— BEGIN Record extracts —

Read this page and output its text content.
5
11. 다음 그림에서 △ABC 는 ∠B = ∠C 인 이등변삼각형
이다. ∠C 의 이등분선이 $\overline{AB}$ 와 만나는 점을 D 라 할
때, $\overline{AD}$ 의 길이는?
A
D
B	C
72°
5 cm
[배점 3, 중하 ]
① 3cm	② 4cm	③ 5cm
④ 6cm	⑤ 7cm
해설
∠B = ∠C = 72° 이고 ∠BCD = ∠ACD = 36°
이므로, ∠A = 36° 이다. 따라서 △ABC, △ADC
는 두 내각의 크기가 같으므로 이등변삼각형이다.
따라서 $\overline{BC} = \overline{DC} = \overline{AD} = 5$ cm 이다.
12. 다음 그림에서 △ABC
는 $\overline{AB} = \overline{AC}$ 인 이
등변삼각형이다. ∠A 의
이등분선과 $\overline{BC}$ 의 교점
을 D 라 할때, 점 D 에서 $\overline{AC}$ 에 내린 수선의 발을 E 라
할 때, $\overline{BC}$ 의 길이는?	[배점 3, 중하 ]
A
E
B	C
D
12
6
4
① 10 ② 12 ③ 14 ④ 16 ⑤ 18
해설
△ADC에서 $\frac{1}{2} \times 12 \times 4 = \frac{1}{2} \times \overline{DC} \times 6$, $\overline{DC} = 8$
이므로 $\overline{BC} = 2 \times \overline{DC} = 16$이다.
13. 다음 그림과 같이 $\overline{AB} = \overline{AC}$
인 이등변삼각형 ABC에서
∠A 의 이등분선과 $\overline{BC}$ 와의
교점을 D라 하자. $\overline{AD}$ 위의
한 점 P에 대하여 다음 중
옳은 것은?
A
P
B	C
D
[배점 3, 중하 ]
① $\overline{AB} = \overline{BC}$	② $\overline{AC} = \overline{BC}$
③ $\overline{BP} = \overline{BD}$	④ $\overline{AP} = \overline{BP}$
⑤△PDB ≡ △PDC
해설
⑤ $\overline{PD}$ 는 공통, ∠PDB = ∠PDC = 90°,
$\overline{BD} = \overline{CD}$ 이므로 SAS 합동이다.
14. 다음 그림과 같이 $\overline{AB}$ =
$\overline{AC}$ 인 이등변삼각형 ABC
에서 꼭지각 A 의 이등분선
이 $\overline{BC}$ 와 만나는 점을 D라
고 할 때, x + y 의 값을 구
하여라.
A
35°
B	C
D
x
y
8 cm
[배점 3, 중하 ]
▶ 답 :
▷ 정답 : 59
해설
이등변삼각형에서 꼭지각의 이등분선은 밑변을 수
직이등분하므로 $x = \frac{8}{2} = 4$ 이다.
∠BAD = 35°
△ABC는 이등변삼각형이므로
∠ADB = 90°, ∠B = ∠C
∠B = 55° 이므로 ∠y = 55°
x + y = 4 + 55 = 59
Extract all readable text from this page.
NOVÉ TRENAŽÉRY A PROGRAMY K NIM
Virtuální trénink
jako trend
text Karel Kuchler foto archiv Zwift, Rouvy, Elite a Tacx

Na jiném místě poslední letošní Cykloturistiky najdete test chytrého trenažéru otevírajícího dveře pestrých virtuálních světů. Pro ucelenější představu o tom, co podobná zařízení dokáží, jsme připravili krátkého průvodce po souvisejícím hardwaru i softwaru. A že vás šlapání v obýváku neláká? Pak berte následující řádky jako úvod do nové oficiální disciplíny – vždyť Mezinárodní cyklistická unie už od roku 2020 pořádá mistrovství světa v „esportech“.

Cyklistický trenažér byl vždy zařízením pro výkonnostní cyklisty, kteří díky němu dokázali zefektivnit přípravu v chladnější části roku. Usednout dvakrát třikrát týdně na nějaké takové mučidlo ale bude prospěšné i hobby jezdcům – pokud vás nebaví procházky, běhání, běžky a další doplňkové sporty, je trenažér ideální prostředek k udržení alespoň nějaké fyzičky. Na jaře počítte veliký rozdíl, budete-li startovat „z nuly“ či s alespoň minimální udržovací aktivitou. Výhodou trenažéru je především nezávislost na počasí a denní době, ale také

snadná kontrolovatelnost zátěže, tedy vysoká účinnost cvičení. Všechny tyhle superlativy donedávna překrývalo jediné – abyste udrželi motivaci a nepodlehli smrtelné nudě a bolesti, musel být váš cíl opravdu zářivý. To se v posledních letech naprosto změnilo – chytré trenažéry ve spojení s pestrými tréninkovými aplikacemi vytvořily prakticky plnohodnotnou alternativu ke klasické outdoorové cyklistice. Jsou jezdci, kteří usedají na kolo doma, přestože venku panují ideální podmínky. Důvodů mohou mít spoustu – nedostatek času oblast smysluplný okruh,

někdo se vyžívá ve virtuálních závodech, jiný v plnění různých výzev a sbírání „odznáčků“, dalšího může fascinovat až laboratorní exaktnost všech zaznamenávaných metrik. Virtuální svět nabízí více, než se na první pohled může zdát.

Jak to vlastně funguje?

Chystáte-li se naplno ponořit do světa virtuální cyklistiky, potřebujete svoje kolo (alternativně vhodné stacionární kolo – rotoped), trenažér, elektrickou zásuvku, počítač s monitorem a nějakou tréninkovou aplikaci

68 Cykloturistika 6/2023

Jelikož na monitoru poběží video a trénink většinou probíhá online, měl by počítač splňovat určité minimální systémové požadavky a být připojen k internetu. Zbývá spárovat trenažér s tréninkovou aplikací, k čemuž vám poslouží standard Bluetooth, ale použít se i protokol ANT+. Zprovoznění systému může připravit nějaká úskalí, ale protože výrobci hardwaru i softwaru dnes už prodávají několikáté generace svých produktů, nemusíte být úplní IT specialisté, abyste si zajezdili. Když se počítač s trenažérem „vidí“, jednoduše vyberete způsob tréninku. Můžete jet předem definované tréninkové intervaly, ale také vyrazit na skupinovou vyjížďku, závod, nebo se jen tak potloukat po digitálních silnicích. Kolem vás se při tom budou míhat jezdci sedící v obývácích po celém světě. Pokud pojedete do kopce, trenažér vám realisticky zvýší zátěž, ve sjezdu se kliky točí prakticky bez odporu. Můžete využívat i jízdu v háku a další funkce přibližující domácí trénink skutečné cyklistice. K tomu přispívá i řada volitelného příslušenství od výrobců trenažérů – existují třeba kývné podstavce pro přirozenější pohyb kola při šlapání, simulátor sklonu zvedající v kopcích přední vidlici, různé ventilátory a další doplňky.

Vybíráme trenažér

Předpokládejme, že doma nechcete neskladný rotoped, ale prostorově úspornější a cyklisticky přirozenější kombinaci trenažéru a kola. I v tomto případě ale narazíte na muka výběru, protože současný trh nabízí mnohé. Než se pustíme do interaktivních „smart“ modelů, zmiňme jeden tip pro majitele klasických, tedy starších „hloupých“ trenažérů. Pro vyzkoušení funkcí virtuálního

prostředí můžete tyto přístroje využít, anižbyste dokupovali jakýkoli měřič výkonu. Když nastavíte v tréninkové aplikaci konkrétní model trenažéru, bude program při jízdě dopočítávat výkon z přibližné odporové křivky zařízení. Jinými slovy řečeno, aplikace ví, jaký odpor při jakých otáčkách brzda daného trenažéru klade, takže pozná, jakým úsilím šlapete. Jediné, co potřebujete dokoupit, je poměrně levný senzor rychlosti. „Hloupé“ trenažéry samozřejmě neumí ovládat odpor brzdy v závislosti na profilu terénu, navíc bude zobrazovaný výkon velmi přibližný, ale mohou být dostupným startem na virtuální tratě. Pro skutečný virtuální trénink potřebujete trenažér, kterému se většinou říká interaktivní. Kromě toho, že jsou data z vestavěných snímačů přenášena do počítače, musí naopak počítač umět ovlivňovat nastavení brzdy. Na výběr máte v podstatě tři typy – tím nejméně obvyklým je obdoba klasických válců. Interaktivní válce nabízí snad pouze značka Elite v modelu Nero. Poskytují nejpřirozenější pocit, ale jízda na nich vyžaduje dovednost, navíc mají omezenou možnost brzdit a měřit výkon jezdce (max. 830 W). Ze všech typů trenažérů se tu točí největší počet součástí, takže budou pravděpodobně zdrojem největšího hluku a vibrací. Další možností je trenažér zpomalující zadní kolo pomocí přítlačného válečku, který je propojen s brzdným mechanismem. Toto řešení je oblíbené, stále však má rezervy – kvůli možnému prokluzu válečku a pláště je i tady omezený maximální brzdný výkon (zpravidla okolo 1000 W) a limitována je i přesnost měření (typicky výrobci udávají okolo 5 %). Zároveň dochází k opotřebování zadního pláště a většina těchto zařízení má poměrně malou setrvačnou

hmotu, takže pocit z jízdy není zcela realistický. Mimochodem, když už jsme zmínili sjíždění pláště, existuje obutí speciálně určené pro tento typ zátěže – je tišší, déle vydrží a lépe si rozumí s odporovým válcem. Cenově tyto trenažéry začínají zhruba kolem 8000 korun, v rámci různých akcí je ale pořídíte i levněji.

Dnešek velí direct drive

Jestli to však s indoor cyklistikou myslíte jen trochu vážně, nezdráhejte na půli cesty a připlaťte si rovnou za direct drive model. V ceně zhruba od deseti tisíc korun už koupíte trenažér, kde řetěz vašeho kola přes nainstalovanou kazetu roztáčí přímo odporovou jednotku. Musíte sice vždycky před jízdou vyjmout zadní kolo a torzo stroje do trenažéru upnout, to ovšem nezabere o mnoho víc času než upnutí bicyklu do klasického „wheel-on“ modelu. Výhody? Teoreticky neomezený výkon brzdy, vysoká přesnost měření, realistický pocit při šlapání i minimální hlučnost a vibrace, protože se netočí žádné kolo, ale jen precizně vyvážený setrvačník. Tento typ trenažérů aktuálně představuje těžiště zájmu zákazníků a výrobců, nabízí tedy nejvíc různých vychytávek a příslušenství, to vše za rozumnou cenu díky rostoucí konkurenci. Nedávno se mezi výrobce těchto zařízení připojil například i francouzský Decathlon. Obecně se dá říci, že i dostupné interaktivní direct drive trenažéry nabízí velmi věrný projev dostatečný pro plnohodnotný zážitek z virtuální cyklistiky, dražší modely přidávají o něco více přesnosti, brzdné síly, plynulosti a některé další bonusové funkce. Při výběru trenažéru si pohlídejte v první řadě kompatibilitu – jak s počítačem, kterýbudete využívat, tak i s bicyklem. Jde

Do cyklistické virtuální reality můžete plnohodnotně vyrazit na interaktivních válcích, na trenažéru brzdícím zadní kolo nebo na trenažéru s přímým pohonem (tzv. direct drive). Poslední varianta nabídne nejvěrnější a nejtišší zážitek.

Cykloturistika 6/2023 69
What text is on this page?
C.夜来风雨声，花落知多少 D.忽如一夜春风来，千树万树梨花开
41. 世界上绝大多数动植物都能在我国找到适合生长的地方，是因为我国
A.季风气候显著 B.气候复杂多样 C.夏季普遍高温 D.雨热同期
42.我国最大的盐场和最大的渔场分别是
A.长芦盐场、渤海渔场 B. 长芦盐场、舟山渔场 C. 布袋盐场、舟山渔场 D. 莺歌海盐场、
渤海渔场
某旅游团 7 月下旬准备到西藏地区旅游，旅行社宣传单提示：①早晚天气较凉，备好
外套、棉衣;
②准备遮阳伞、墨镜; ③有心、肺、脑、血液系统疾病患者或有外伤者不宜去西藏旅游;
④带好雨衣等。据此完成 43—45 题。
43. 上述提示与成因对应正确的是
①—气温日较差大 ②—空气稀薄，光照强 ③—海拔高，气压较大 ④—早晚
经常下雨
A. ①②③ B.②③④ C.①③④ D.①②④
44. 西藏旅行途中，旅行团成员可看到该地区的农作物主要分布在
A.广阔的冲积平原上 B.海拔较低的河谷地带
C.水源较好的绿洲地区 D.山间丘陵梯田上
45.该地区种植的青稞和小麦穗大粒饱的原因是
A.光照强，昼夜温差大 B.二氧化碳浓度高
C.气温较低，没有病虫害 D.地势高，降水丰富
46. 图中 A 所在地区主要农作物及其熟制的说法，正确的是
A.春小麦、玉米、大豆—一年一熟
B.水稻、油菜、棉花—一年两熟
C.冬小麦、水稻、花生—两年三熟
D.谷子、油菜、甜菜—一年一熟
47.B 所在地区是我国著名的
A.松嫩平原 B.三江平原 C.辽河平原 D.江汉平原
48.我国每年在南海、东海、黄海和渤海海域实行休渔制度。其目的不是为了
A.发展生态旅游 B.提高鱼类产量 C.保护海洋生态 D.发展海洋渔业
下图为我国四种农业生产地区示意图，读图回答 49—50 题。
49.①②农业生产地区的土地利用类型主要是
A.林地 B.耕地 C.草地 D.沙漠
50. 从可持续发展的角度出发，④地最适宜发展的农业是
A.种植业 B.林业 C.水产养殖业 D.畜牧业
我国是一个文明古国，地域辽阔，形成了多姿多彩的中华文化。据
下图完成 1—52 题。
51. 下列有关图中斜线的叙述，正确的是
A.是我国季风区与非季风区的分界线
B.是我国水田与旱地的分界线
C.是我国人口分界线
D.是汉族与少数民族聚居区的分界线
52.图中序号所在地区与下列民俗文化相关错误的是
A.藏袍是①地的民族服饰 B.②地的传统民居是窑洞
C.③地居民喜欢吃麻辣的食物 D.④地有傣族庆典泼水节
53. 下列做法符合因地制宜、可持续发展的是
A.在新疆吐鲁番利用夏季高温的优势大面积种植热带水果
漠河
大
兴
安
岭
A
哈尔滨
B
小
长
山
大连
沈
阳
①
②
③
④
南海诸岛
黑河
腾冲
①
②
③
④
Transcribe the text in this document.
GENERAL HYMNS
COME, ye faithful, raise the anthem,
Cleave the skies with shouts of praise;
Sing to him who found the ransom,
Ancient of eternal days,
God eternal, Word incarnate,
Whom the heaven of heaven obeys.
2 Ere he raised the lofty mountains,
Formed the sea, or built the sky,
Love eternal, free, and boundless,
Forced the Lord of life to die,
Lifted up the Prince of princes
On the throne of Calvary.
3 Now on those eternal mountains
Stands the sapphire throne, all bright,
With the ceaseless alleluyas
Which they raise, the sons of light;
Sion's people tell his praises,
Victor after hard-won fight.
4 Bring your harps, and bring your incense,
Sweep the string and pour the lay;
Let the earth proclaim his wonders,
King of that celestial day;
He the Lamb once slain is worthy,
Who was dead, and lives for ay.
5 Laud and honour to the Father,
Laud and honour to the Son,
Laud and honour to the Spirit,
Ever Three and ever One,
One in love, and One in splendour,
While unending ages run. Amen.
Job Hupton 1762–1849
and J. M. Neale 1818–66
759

— END Record extracts —

Lines that hold the word "jezdci" are the ones to return, every one of them.

◆ **Task result**
snadná kontrolovatelnost zátěže, tedy vysoká účinnost cvičení. Všechny tyhle superlativy donedávna překrývalo jediné – abyste udrželi motivaci a nepodlehli smrtelné nudě a bolesti, musel být váš cíl opravdu zářivý. To se v posledních letech naprosto změnilo – chytré trenažéry ve spojení s pestrými tréninkovými aplikacemi vytvořily prakticky plnohodnotnou alternativu ke klasické outdoorové cyklistice. Jsou jezdci, kteří usedají na kolo doma, přestože venku panují ideální podmínky. Důvodů mohou mít spoustu – nedostatek času oblast smysluplný okruh,
Jelikož na monitoru poběží video a trénink většinou probíhá online, měl by počítač splňovat určité minimální systémové požadavky a být připojen k internetu. Zbývá spárovat trenažér s tréninkovou aplikací, k čemuž vám poslouží standard Bluetooth, ale použít se i protokol ANT+. Zprovoznění systému může připravit nějaká úskalí, ale protože výrobci hardwaru i softwaru dnes už prodávají několikáté generace svých produktů, nemusíte být úplní IT specialisté, abyste si zajezdili. Když se počítač s trenažérem „vidí“, jednoduše vyberete způsob tréninku. Můžete jet předem definované tréninkové intervaly, ale také vyrazit na skupinovou vyjížďku, závod, nebo se jen tak potloukat po digitálních silnicích. Kolem vás se při tom budou míhat jezdci sedící v obývácích po celém světě. Pokud pojedete do kopce, trenažér vám realisticky zvýší zátěž, ve sjezdu se kliky točí prakticky bez odporu. Můžete využívat i jízdu v háku a další funkce přibližující domácí trénink skutečné cyklistice. K tomu přispívá i řada volitelného příslušenství od výrobců trenažérů – existují třeba kývné podstavce pro přirozenější pohyb kola při šlapání, simulátor sklonu zvedající v kopcích přední vidlici, různé ventilátory a další doplňky.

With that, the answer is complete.